— START —

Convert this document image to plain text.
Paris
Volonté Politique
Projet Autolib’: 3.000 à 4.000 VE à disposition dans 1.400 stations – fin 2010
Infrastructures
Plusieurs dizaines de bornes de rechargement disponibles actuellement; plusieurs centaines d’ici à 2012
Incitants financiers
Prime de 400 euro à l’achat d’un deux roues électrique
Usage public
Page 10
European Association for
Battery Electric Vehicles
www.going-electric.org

— END —

_TASK TO CARRY OUT_
Write out the entire listing exactly.

_SOLUTION TO THIS PROBLEM_
Convert this document image to plain text.
Paris
Volonté Politique
Projet Autolib’: 3.000 à 4.000 VE à disposition dans 1.400 stations – fin 2010
Infrastructures
Plusieurs dizaines de bornes de rechargement disponibles actuellement; plusieurs centaines d’ici à 2012
Incitants financiers
Prime de 400 euro à l’achat d’un deux roues électrique
Usage public
Page 10
European Association for
Battery Electric Vehicles
www.going-electric.org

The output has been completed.